PROBLEM STATEMENT: Copy all lines of the listing that include the string "لبنانية".

(Items from a dataset)
* BEGIN *

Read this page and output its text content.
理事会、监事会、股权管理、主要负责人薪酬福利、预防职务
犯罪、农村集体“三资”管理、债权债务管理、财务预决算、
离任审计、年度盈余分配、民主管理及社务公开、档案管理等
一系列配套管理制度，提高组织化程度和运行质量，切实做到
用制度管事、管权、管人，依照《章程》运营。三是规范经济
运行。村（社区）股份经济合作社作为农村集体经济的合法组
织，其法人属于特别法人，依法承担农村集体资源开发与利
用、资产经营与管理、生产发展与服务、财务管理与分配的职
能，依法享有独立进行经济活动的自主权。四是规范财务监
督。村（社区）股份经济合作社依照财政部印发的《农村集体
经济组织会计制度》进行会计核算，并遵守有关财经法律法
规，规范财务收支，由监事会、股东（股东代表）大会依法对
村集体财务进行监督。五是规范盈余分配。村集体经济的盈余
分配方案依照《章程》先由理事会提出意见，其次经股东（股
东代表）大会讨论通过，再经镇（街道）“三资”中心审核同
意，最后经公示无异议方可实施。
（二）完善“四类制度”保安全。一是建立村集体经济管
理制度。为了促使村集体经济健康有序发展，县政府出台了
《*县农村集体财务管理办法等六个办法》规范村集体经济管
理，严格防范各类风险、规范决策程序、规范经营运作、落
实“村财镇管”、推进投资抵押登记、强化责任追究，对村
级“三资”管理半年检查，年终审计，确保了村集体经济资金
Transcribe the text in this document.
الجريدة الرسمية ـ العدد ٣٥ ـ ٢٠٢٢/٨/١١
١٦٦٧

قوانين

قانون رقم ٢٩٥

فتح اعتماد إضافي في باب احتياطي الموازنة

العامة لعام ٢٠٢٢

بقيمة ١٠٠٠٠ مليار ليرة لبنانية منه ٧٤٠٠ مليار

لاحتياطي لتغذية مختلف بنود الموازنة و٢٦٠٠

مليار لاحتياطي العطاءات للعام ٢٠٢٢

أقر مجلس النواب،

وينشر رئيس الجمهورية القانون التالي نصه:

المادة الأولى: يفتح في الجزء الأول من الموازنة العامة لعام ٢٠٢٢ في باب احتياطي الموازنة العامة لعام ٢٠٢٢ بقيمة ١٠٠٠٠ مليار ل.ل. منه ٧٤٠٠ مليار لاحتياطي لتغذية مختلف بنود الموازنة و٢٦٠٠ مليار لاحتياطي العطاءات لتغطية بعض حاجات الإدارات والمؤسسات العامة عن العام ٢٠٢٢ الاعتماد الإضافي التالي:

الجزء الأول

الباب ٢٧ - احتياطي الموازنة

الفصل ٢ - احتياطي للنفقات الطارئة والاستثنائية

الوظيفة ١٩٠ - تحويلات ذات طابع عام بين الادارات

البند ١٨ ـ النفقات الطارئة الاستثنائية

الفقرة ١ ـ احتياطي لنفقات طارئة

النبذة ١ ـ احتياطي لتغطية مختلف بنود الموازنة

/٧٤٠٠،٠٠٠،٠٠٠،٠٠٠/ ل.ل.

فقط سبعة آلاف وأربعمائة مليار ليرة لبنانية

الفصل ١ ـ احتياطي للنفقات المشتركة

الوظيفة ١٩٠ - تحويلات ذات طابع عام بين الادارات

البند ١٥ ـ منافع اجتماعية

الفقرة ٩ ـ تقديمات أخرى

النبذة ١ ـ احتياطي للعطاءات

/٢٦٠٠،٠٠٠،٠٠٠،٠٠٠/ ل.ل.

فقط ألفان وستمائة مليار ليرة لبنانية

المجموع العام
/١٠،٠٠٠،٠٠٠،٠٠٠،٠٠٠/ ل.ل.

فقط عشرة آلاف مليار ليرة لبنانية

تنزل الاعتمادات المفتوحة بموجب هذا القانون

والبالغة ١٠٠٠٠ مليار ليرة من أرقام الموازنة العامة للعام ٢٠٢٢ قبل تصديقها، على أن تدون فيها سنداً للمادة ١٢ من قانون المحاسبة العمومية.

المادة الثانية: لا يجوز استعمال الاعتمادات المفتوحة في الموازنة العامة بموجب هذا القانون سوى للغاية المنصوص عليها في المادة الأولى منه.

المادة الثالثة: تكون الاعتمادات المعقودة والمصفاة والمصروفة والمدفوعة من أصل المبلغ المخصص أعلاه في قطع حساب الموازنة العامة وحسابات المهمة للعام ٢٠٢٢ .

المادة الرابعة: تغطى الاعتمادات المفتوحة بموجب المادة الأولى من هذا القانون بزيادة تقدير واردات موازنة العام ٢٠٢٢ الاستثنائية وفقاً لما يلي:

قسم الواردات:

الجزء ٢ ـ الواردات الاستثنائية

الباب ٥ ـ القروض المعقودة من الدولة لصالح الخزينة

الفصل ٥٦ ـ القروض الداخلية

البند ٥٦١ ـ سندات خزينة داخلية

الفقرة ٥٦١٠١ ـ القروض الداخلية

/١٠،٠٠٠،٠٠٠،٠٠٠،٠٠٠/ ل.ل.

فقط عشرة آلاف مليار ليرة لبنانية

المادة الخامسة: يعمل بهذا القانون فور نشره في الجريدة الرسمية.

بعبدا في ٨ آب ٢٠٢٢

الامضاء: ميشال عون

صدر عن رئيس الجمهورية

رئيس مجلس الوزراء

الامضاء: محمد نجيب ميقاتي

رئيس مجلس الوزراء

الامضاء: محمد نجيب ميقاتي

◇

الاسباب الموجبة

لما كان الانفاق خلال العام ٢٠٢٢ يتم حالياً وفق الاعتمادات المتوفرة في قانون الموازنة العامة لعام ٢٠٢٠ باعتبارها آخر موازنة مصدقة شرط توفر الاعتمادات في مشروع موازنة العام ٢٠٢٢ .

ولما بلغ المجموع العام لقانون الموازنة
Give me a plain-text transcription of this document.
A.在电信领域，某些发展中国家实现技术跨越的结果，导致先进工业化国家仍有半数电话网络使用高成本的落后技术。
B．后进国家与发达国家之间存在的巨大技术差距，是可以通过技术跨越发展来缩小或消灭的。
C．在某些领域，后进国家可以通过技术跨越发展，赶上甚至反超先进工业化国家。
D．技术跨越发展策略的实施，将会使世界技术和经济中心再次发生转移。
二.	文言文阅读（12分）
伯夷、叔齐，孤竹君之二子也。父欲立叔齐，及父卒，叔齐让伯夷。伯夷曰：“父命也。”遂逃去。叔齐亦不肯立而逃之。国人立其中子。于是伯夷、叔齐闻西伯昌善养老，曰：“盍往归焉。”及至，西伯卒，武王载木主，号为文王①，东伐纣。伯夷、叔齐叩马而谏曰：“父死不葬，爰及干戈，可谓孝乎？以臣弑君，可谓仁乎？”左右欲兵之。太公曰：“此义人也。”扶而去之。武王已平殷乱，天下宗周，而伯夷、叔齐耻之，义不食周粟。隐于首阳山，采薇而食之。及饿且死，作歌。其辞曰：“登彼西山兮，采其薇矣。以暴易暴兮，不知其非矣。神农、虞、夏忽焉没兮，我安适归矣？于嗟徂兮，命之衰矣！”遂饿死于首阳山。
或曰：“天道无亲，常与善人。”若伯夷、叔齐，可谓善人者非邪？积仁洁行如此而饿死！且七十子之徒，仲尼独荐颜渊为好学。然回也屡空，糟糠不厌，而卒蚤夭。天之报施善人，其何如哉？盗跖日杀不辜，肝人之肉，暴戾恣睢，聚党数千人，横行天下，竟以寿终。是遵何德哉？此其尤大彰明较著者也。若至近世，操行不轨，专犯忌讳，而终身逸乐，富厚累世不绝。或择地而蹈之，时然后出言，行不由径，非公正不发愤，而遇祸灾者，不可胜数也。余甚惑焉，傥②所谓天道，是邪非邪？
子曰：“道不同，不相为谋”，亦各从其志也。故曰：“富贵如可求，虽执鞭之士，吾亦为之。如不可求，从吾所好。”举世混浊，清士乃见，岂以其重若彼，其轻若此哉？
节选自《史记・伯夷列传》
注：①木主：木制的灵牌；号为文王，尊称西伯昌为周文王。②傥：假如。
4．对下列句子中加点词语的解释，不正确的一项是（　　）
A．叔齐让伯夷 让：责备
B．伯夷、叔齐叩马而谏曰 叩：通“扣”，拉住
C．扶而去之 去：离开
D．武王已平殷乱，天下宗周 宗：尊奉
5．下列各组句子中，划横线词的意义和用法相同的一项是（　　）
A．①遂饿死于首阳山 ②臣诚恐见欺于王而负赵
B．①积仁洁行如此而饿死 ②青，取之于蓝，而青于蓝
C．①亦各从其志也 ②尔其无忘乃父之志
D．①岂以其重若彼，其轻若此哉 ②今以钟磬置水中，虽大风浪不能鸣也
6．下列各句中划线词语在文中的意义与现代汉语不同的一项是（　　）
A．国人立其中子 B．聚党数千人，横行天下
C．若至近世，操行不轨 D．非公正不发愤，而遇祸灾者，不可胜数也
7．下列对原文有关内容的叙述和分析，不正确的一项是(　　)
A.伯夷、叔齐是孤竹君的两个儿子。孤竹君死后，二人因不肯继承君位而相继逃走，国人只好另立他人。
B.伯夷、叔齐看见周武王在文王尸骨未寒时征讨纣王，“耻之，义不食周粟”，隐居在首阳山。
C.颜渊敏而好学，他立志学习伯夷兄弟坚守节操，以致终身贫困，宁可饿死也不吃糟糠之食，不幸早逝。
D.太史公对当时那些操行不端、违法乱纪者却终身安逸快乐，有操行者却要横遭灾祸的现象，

* END *

COMPLETE RESPONSE:
بقيمة ١٠٠٠٠ مليار ليرة لبنانية منه ٧٤٠٠ مليار
فقط سبعة آلاف وأربعمائة مليار ليرة لبنانية
فقط ألفان وستمائة مليار ليرة لبنانية
فقط عشرة آلاف مليار ليرة لبنانية
فقط عشرة آلاف مليار ليرة لبنانية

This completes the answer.